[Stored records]
begin

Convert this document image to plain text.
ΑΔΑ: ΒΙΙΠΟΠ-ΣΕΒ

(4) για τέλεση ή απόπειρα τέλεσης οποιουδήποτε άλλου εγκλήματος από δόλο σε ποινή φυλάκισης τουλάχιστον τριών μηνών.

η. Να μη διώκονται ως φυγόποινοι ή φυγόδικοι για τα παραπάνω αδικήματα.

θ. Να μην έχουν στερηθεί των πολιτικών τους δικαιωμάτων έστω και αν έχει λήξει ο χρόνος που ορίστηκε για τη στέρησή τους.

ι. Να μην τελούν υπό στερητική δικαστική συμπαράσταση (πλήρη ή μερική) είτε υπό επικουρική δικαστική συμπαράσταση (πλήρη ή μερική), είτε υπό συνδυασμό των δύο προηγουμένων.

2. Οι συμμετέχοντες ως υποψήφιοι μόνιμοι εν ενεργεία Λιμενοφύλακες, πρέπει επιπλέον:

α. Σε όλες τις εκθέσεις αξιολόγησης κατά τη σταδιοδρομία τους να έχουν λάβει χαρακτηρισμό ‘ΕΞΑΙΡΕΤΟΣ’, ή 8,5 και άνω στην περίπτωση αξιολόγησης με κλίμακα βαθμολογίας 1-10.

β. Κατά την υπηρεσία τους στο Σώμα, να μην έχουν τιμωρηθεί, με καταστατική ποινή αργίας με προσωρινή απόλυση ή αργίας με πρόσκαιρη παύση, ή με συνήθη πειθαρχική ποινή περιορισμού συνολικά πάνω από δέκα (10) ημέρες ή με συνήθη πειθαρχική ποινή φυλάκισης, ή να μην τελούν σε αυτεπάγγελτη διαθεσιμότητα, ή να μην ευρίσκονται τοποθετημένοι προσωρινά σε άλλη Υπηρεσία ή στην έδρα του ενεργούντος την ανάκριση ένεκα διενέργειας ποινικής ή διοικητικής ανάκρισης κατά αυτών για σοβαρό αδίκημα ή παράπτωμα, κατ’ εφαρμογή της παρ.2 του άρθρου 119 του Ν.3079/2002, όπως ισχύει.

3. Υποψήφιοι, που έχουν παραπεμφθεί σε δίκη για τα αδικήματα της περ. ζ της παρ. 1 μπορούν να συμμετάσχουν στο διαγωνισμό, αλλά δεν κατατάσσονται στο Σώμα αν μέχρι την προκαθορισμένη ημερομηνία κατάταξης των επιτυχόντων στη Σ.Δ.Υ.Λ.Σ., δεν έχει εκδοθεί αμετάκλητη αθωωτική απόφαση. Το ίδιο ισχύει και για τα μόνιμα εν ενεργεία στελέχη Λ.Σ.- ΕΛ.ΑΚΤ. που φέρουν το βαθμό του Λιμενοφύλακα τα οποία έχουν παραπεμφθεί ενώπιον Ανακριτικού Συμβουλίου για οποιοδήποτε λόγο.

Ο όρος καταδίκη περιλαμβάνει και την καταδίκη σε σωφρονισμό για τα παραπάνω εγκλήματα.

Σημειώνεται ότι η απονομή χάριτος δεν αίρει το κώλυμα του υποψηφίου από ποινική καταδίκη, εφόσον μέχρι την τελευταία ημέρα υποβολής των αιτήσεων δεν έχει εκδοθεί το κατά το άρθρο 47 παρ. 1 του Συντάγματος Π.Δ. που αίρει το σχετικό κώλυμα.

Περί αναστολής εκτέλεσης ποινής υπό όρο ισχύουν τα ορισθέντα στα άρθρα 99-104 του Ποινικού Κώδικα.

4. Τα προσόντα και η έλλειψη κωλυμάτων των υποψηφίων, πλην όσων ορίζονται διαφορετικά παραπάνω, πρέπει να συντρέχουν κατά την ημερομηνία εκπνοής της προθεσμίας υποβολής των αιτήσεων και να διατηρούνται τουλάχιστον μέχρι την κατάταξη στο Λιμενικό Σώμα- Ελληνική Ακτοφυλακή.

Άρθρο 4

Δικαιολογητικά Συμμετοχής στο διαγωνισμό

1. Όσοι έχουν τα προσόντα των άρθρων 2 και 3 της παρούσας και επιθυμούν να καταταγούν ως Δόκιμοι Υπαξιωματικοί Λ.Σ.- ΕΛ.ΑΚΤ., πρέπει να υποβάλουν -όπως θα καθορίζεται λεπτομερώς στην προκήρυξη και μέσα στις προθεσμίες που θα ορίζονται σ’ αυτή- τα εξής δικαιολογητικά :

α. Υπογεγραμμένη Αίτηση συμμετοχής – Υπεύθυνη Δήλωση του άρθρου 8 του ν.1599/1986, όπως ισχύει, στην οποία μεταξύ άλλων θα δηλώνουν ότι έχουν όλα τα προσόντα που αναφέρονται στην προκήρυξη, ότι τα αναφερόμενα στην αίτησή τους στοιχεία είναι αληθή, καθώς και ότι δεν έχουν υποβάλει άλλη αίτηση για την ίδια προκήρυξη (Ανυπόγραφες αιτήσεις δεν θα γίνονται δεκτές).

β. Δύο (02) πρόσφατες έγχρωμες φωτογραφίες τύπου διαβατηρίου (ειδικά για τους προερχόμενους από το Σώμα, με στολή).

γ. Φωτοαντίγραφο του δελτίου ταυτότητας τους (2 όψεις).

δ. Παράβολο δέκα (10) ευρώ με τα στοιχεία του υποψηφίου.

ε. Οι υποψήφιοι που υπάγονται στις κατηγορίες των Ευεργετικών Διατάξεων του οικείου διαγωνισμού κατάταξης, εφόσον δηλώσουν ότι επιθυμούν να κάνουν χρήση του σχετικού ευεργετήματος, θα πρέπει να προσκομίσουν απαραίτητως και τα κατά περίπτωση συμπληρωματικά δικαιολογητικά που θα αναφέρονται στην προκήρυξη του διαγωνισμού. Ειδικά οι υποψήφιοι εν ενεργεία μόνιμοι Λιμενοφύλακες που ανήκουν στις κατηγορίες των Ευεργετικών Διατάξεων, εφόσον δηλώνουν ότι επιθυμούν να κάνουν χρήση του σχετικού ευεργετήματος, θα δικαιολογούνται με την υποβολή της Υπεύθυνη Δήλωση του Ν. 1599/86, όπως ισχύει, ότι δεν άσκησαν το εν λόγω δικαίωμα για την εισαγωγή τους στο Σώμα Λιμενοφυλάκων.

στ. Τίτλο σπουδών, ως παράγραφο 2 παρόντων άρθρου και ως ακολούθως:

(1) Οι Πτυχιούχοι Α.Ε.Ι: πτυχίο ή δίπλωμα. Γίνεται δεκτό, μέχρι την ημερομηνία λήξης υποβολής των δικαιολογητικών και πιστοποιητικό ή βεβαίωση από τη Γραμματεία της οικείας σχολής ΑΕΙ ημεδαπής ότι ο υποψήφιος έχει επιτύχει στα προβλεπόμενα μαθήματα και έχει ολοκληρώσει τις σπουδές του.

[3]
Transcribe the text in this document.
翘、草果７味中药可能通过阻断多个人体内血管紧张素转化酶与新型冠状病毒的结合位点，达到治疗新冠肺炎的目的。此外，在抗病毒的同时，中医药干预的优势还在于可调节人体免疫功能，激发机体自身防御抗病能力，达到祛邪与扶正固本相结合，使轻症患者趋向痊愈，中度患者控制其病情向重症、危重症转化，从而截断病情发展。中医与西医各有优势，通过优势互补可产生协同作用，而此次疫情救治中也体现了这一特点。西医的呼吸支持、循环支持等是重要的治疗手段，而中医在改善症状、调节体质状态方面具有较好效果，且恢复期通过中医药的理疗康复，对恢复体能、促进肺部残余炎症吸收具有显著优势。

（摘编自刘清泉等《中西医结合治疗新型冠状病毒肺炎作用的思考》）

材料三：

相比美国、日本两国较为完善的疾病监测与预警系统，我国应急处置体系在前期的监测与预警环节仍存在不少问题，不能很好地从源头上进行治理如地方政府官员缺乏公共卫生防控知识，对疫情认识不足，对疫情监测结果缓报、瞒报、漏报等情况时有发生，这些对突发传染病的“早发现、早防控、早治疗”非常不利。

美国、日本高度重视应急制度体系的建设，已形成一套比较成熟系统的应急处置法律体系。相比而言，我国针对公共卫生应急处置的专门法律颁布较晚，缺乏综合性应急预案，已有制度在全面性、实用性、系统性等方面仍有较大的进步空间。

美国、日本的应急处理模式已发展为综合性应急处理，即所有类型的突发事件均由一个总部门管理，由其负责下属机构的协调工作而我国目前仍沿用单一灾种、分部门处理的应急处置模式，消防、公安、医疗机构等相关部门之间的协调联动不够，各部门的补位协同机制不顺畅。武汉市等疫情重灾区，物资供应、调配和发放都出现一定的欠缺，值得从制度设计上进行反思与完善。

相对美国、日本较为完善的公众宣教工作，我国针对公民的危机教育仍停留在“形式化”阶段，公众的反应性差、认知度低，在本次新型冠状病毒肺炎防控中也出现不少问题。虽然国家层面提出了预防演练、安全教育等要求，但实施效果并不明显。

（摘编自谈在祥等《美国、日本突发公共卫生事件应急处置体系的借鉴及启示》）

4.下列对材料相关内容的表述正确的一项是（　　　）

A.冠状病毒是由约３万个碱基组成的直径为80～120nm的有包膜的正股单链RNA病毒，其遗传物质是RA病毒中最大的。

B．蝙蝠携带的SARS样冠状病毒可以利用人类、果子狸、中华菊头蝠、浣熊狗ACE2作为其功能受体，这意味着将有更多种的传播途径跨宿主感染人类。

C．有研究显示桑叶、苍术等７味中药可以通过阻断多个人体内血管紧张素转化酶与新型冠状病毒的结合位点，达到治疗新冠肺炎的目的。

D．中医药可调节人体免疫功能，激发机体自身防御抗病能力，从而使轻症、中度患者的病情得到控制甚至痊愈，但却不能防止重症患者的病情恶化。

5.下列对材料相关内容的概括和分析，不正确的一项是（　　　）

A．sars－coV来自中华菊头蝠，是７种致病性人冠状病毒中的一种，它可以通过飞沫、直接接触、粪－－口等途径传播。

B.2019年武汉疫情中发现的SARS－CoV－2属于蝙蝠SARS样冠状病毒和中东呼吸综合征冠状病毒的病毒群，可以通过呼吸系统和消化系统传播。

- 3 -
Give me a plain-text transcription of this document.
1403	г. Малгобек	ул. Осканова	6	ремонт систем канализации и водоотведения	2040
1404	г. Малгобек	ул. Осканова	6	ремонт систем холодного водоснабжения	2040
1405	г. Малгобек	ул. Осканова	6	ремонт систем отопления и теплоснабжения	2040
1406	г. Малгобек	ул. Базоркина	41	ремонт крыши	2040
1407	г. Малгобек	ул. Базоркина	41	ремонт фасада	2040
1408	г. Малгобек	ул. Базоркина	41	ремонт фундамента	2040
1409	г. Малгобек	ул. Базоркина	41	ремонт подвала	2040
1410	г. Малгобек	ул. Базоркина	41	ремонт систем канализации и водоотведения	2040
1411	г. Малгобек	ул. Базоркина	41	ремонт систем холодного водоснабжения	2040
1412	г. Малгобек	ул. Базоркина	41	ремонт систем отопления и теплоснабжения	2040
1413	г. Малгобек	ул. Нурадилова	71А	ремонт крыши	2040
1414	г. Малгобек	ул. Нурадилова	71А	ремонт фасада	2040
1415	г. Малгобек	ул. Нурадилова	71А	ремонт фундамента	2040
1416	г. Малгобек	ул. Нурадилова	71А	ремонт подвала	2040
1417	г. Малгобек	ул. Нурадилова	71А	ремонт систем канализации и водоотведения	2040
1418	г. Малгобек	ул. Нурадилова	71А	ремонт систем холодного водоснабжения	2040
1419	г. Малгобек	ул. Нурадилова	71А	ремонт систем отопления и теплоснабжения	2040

end

◆ OBJECTIVE
Search the data for "канализации" and list every line in which it occurs.

◆ TASK RESPONSE
1403	г. Малгобек	ул. Осканова	6	ремонт систем канализации и водоотведения	2040
1410	г. Малгобек	ул. Базоркина	41	ремонт систем канализации и водоотведения	2040
1417	г. Малгобек	ул. Нурадилова	71А	ремонт систем канализации и водоотведения	2040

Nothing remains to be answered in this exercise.